> **Problem details**
Copy all lines holding the word "likes" from the entries.

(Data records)
-*-

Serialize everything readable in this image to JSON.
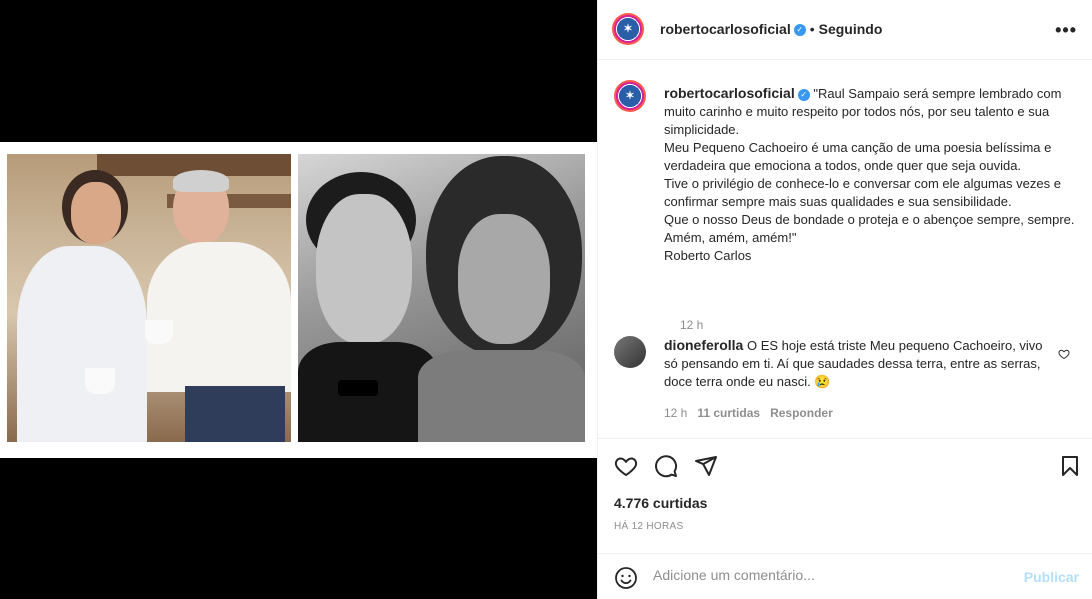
{
  "post": {
    "username": "robertocarlosoficial",
    "follow_status": "Seguindo",
    "dot": "•",
    "more": "•••",
    "avatar_initial": "✶"
  },
  "caption": {
    "username": "robertocarlosoficial",
    "text": "\"Raul Sampaio será sempre lembrado com muito carinho e muito respeito por todos nós, por seu talento e sua simplicidade.\nMeu Pequeno Cachoeiro é uma canção de uma poesia belíssima e verdadeira que emociona a todos, onde quer que seja ouvida.\nTive o privilégio de conhece-lo e conversar com ele algumas vezes e confirmar sempre mais suas qualidades e sua sensibilidade.\nQue o nosso Deus de bondade o proteja e o abençoe sempre, sempre.\nAmém, amém, amém!\"\nRoberto Carlos",
    "time": "12 h"
  },
  "comment": {
    "username": "dioneferolla",
    "text": "O ES hoje está triste Meu pequeno Cachoeiro, vivo só pensando em ti. Aí que saudades dessa terra, entre as serras, doce terra onde eu nasci. 😢",
    "time": "12 h",
    "likes": "11 curtidas",
    "reply": "Responder"
  },
  "stats": {
    "likes": "4.776 curtidas",
    "ago": "HÁ 12 HORAS"
  },
  "add_comment": {
    "placeholder": "Adicione um comentário...",
    "publish": "Publicar"
  },
  "colors": {
    "accent": "#3897f0",
    "publish_disabled": "#b2dffc",
    "muted": "#8e8e8e"
  }
}
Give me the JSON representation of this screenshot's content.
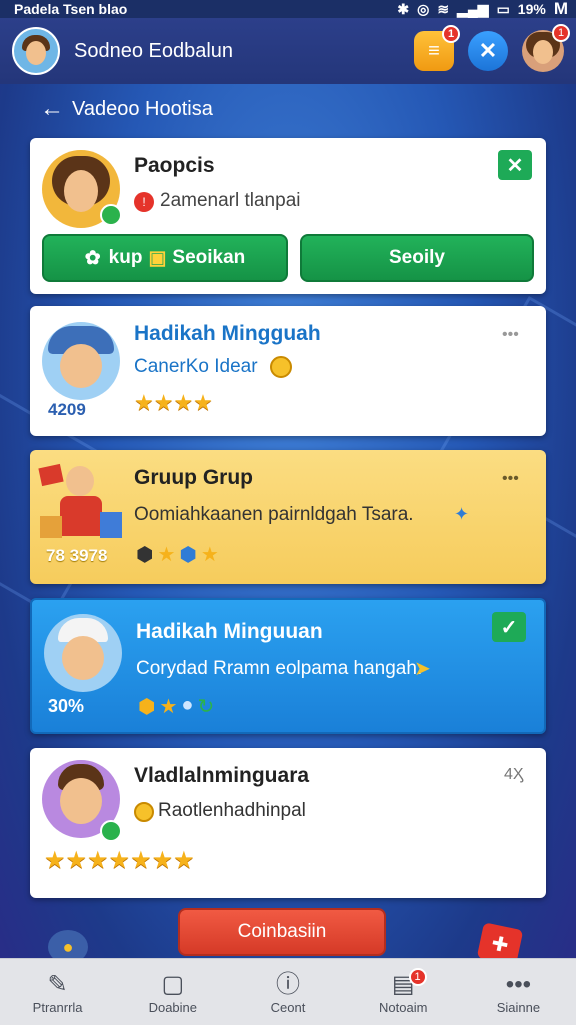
{
  "status": {
    "left_text": "Padela Tsen blao",
    "battery": "19%",
    "carrier": "M"
  },
  "app": {
    "title": "Sodneo Eodbalun",
    "badge_a": "1",
    "badge_b": "1"
  },
  "subheader": {
    "label": "Vadeoo Hootisa"
  },
  "cards": [
    {
      "title": "Paopcis",
      "subtitle": "2amenarl tlanpai",
      "button_left": "kup",
      "button_left_extra": "Seoikan",
      "button_right": "Seoily",
      "check": "✕"
    },
    {
      "title": "Hadikah Mingguah",
      "subtitle": "CanerKo Idear",
      "count": "4209",
      "stars": "★★★★",
      "menu": "•••"
    },
    {
      "title": "Gruup Grup",
      "subtitle": "Oomiahkaanen pairnldgah Tsara.",
      "count": "78 3978",
      "menu": "•••"
    },
    {
      "title": "Hadikah Minguuan",
      "subtitle": "Corydad Rramn eolpama hangah.",
      "count": "30%",
      "check": "✓"
    },
    {
      "title": "Vladlalnminguara",
      "subtitle": "Raotlenhadhinpal",
      "corner": "4Ӽ",
      "stars": "★★★★★★★"
    }
  ],
  "action_button": "Coinbasiin",
  "tabs": [
    {
      "label": "Ptranrrla",
      "icon": "edit-icon"
    },
    {
      "label": "Doabine",
      "icon": "square-icon"
    },
    {
      "label": "Ceont",
      "icon": "info-icon"
    },
    {
      "label": "Notoaim",
      "icon": "notes-icon",
      "badge": "1"
    },
    {
      "label": "Siainne",
      "icon": "more-icon"
    }
  ],
  "colors": {
    "accent_green": "#1eaa57",
    "accent_blue": "#1d8fe0",
    "accent_yellow": "#f8d36a",
    "accent_red": "#e5332a"
  }
}
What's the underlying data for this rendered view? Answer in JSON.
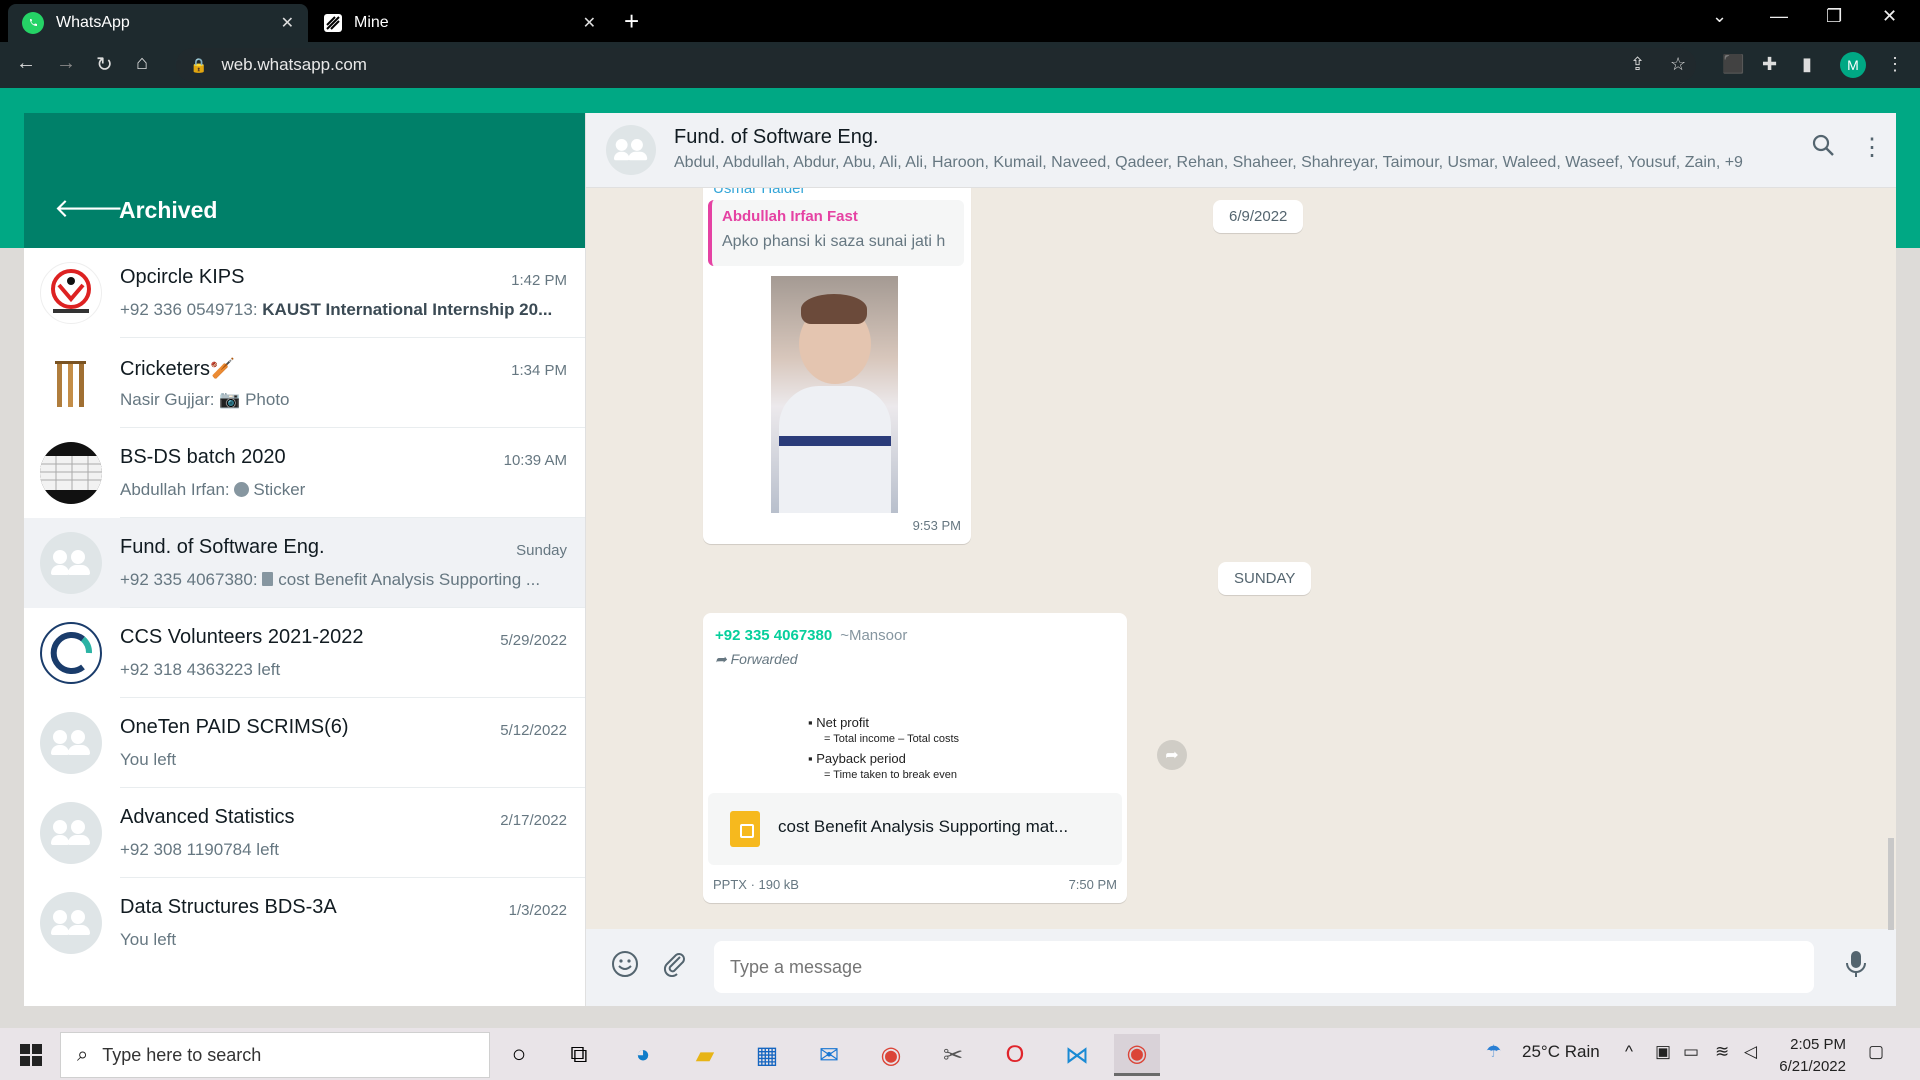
{
  "browser": {
    "tabs": [
      {
        "title": "WhatsApp",
        "active": true
      },
      {
        "title": "Mine",
        "active": false
      }
    ],
    "url": "web.whatsapp.com",
    "profile_initial": "M"
  },
  "sidebar": {
    "header_title": "Archived",
    "chats": [
      {
        "name": "Opcircle KIPS",
        "time": "1:42 PM",
        "preview_prefix": "+92 336 0549713: ",
        "preview_bold": "KAUST International Internship 20...",
        "preview": "",
        "selected": false
      },
      {
        "name": "Cricketers🏏",
        "time": "1:34 PM",
        "preview_prefix": "Nasir Gujjar: ",
        "preview_bold": "",
        "preview": "📷 Photo",
        "selected": false
      },
      {
        "name": "BS-DS batch 2020",
        "time": "10:39 AM",
        "preview_prefix": "Abdullah Irfan: ",
        "preview_bold": "",
        "preview": "Sticker",
        "selected": false
      },
      {
        "name": "Fund. of Software Eng.",
        "time": "Sunday",
        "preview_prefix": "+92 335 4067380: ",
        "preview_bold": "",
        "preview": "cost Benefit Analysis Supporting ...",
        "selected": true
      },
      {
        "name": "CCS Volunteers 2021-2022",
        "time": "5/29/2022",
        "preview_prefix": "",
        "preview_bold": "",
        "preview": "+92 318 4363223 left",
        "selected": false
      },
      {
        "name": "OneTen PAID SCRIMS(6)",
        "time": "5/12/2022",
        "preview_prefix": "",
        "preview_bold": "",
        "preview": "You left",
        "selected": false
      },
      {
        "name": "Advanced Statistics",
        "time": "2/17/2022",
        "preview_prefix": "",
        "preview_bold": "",
        "preview": "+92 308 1190784 left",
        "selected": false
      },
      {
        "name": "Data Structures BDS-3A",
        "time": "1/3/2022",
        "preview_prefix": "",
        "preview_bold": "",
        "preview": "You left",
        "selected": false
      }
    ]
  },
  "conversation": {
    "group_name": "Fund. of Software Eng.",
    "members": "Abdul, Abdullah, Abdur, Abu, Ali, Ali, Haroon, Kumail, Naveed, Qadeer, Rehan, Shaheer, Shahreyar, Taimour, Usmar, Waleed, Waseef, Yousuf, Zain, +9...",
    "date_chip_1": "6/9/2022",
    "date_chip_2": "SUNDAY",
    "msg1": {
      "sender": "Usmar Haider",
      "quote_name": "Abdullah Irfan Fast",
      "quote_text": "Apko phansi ki saza sunai jati h",
      "time": "9:53 PM"
    },
    "msg2": {
      "sender_phone": "+92 335 4067380",
      "sender_nick": "~Mansoor",
      "forwarded_label": "Forwarded",
      "slide_lines": [
        "Net profit",
        "= Total income – Total costs",
        "Payback period",
        "= Time taken to break even"
      ],
      "doc_name": "cost Benefit Analysis Supporting mat...",
      "doc_meta": "PPTX · 190 kB",
      "time": "7:50 PM"
    },
    "composer_placeholder": "Type a message"
  },
  "taskbar": {
    "search_placeholder": "Type here to search",
    "weather": "25°C  Rain",
    "time": "2:05 PM",
    "date": "6/21/2022"
  },
  "colors": {
    "whatsapp_green": "#00a884",
    "header_green": "#008069",
    "chat_bg": "#efeae2"
  }
}
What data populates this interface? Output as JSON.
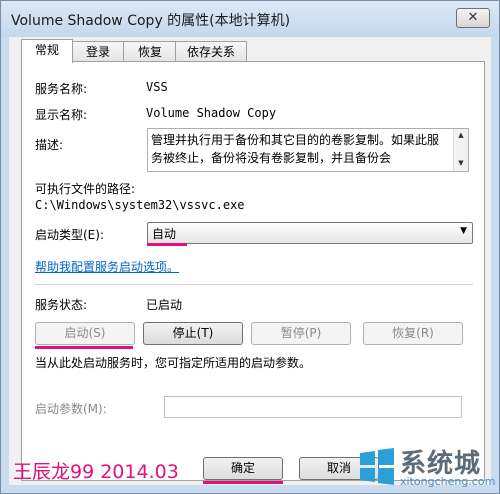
{
  "window": {
    "title": "Volume Shadow Copy 的属性(本地计算机)",
    "close_glyph": "✕"
  },
  "tabs": [
    {
      "label": "常规"
    },
    {
      "label": "登录"
    },
    {
      "label": "恢复"
    },
    {
      "label": "依存关系"
    }
  ],
  "general": {
    "service_name_label": "服务名称:",
    "service_name_value": "VSS",
    "display_name_label": "显示名称:",
    "display_name_value": "Volume Shadow Copy",
    "description_label": "描述:",
    "description_value": "管理并执行用于备份和其它目的的卷影复制。如果此服务被终止，备份将没有卷影复制，并且备份会",
    "path_label": "可执行文件的路径:",
    "path_value": "C:\\Windows\\system32\\vssvc.exe",
    "startup_type_label": "启动类型(E):",
    "startup_type_value": "自动",
    "help_link": "帮助我配置服务启动选项。",
    "status_label": "服务状态:",
    "status_value": "已启动",
    "buttons": {
      "start": "启动(S)",
      "stop": "停止(T)",
      "pause": "暂停(P)",
      "resume": "恢复(R)"
    },
    "hint": "当从此处启动服务时，您可指定所适用的启动参数。",
    "param_label": "启动参数(M):",
    "param_value": ""
  },
  "footer": {
    "ok": "确定",
    "cancel": "取消"
  },
  "watermark": {
    "text": "王辰龙99 2014.03"
  },
  "site_logo": {
    "text": "系统城",
    "url": "xitongcheng.com"
  },
  "colors": {
    "accent_line": "#e0117a",
    "link": "#0066cc"
  }
}
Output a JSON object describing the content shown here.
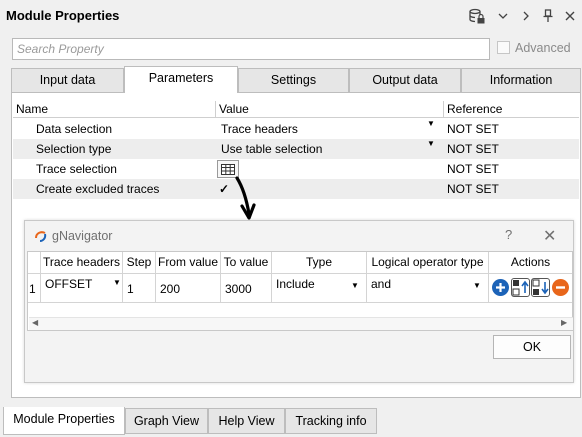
{
  "window": {
    "title": "Module Properties",
    "icons": [
      "database-lock-icon",
      "chevron-down-icon",
      "chevron-right-icon",
      "pin-icon",
      "close-icon"
    ]
  },
  "search": {
    "placeholder": "Search Property",
    "advanced_label": "Advanced",
    "advanced_checked": false
  },
  "tabs": [
    {
      "label": "Input data",
      "active": false
    },
    {
      "label": "Parameters",
      "active": true
    },
    {
      "label": "Settings",
      "active": false
    },
    {
      "label": "Output data",
      "active": false
    },
    {
      "label": "Information",
      "active": false
    }
  ],
  "properties": {
    "columns": [
      "Name",
      "Value",
      "Reference"
    ],
    "rows": [
      {
        "name": "Data selection",
        "value": "Trace headers",
        "reference": "NOT SET",
        "dropdown": true
      },
      {
        "name": "Selection type",
        "value": "Use table selection",
        "reference": "NOT SET",
        "dropdown": true
      },
      {
        "name": "Trace selection",
        "value": "",
        "reference": "NOT SET",
        "icon": "table-grid-icon"
      },
      {
        "name": "Create excluded traces",
        "value": "✓",
        "reference": "NOT SET",
        "icon": "checkmark-icon"
      }
    ]
  },
  "dialog": {
    "title": "gNavigator",
    "help": "?",
    "close": "✕",
    "columns": [
      "Trace headers",
      "Step",
      "From value",
      "To value",
      "Type",
      "Logical operator type",
      "Actions"
    ],
    "rows": [
      {
        "index": "1",
        "trace_header": "OFFSET",
        "step": "1",
        "from": "200",
        "to": "3000",
        "type": "Include",
        "logic": "and"
      }
    ],
    "action_icons": [
      "add-row-icon",
      "move-up-icon",
      "move-down-icon",
      "remove-row-icon"
    ],
    "ok_label": "OK"
  },
  "bottom_tabs": [
    {
      "label": "Module Properties",
      "active": true
    },
    {
      "label": "Graph View",
      "active": false
    },
    {
      "label": "Help View",
      "active": false
    },
    {
      "label": "Tracking info",
      "active": false
    }
  ],
  "colors": {
    "accent_blue": "#1c63b8",
    "remove_orange": "#e8661b",
    "row_alt": "#ededed"
  }
}
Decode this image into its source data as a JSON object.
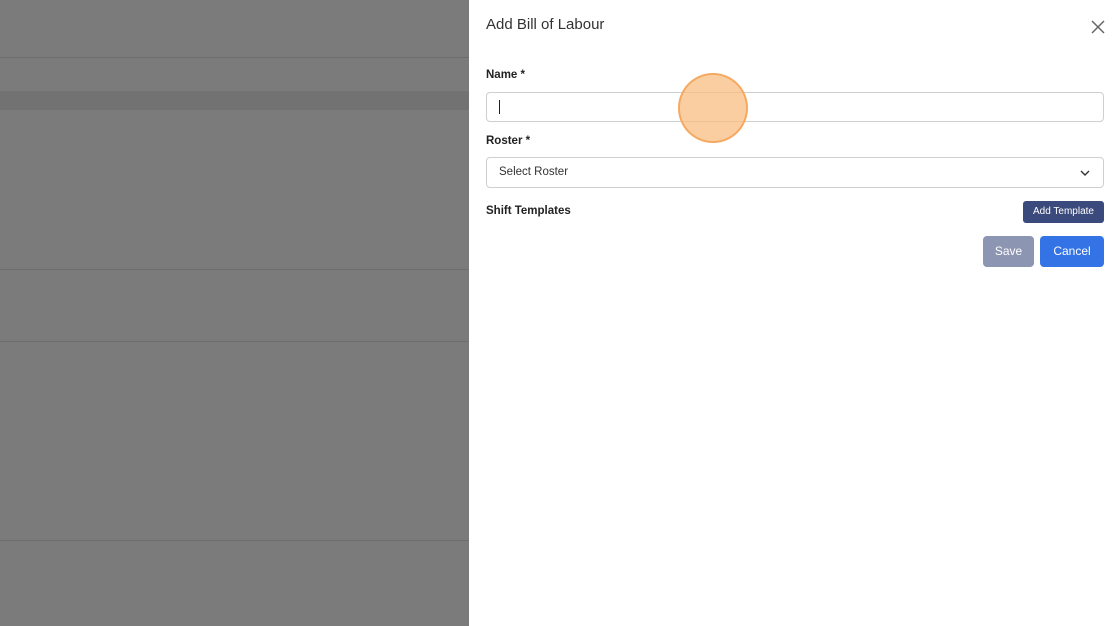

-*-

> **Final answer**
    "likes": "11 curtidas",
    "likes": "4.776 curtidas",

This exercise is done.